• Instructions to follow:
Count every line below in which "text" occurs, then give only the count.

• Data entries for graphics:
───

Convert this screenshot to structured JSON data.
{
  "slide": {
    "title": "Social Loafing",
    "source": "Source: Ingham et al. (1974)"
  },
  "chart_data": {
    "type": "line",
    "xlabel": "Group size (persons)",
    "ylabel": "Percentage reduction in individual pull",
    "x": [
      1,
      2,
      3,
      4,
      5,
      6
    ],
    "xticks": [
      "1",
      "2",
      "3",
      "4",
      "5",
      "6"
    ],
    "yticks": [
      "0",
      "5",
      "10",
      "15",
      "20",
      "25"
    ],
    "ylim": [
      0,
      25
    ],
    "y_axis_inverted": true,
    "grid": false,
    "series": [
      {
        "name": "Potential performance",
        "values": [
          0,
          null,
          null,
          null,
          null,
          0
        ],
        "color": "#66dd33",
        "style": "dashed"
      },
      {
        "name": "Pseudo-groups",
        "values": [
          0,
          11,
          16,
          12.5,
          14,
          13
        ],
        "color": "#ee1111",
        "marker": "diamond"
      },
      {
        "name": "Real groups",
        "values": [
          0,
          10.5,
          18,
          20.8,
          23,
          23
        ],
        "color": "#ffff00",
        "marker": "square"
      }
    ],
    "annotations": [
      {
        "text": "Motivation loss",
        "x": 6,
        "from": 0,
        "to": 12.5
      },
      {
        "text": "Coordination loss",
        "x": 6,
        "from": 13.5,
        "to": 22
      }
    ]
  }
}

───

• Result:
2